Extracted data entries

* Start *

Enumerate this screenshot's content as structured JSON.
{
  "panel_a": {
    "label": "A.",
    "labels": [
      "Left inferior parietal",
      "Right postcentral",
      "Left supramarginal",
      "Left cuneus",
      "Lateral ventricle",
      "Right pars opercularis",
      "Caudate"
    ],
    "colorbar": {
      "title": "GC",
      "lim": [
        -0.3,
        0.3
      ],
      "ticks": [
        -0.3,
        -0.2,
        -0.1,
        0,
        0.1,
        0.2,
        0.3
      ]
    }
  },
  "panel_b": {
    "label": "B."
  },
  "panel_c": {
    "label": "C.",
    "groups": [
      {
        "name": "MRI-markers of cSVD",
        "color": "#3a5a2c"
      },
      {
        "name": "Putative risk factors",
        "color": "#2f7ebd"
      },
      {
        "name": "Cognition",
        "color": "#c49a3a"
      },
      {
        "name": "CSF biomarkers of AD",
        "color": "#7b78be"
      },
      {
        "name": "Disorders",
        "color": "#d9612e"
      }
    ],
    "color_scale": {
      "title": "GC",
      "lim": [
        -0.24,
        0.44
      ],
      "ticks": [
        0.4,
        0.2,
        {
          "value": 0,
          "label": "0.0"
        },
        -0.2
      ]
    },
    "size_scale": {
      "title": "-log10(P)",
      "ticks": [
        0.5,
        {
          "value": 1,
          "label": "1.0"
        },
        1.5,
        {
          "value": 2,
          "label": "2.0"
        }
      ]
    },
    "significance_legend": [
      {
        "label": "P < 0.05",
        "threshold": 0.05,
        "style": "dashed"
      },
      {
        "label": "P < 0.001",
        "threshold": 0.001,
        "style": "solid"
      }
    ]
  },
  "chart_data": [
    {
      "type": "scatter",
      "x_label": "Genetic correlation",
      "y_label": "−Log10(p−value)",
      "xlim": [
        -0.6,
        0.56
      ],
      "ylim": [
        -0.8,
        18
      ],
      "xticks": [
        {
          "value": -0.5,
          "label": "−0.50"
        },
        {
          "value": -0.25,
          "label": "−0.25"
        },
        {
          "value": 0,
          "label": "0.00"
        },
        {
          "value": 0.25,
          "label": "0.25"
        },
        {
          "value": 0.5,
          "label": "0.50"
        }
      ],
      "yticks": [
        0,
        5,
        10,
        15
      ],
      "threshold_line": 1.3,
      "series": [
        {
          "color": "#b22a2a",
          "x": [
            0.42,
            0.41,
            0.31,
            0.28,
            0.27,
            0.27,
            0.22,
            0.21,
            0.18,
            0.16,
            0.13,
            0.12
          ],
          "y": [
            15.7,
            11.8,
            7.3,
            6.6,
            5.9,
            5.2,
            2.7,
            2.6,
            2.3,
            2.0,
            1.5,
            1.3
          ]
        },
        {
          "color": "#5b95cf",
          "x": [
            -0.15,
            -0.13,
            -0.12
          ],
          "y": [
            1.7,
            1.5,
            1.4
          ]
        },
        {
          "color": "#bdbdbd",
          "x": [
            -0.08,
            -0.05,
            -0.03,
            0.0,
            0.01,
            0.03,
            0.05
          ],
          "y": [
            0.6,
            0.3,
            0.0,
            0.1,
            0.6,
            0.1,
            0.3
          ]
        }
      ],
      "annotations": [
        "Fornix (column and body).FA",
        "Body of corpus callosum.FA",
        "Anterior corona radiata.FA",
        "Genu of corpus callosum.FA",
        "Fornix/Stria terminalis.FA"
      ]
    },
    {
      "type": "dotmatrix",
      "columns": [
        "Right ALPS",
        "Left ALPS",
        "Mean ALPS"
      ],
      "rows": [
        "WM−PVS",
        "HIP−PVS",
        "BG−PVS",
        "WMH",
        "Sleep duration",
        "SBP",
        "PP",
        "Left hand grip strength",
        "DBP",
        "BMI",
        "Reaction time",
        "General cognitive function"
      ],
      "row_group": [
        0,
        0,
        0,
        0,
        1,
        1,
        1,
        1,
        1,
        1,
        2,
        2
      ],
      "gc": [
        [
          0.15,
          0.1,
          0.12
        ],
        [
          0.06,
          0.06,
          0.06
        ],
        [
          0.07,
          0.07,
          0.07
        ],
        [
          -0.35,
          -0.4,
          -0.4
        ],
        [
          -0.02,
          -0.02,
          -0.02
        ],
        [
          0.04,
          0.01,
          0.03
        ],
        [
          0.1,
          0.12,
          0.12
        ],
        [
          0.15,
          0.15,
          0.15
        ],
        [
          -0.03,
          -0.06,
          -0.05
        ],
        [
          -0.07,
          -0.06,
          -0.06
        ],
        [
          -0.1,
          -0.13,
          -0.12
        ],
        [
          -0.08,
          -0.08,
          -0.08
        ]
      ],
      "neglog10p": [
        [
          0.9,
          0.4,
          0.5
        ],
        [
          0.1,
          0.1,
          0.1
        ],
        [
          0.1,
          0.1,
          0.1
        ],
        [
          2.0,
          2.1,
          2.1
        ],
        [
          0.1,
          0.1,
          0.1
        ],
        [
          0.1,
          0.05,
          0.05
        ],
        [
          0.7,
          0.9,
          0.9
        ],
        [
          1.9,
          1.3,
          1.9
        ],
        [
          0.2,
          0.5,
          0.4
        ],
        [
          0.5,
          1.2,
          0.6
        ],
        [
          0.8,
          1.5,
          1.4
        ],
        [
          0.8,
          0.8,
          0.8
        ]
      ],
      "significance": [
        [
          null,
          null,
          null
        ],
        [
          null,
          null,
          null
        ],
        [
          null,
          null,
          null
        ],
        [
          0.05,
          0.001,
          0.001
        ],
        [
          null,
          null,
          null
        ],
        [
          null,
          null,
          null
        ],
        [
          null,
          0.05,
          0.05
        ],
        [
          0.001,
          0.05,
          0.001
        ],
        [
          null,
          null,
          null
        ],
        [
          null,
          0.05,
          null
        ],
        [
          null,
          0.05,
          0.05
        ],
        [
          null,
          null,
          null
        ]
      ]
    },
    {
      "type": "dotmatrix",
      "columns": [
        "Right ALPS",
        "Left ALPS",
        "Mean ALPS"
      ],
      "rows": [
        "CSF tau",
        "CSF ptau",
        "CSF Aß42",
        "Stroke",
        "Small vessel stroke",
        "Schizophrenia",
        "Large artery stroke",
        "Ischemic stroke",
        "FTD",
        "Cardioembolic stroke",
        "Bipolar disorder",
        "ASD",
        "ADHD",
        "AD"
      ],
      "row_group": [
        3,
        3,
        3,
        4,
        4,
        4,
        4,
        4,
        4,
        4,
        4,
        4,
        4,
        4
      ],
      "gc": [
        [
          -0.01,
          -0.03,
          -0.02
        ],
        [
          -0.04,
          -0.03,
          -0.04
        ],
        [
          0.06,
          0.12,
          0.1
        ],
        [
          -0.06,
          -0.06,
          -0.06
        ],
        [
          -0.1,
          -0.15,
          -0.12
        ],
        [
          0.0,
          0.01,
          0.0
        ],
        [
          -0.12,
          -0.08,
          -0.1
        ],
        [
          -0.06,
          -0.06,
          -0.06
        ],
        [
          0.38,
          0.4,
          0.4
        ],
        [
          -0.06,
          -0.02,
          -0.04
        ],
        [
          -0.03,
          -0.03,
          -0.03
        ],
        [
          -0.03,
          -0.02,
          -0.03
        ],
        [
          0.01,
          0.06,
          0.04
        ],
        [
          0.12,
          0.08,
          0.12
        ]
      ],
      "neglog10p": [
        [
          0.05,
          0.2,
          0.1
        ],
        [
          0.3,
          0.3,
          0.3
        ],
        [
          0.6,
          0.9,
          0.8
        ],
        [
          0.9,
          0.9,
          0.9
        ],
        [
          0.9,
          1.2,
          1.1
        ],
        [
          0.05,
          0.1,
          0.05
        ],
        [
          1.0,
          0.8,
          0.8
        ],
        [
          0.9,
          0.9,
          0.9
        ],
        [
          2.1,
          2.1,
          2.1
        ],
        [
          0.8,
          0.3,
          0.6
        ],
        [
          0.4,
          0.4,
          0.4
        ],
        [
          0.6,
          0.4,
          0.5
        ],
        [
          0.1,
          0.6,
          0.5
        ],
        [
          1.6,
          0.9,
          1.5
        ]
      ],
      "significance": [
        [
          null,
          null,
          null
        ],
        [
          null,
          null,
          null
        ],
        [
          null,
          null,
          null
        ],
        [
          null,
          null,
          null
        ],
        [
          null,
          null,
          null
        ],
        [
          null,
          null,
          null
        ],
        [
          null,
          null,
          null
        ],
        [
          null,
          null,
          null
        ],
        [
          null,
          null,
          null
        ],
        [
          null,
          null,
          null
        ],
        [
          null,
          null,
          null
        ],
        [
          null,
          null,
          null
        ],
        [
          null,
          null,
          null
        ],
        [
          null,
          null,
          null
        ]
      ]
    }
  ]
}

* End *

#### Prompt
From the entries above, pull out each line that includes "callosum".

#### Output for this task
        "Body of corpus callosum.FA",
        "Genu of corpus callosum.FA",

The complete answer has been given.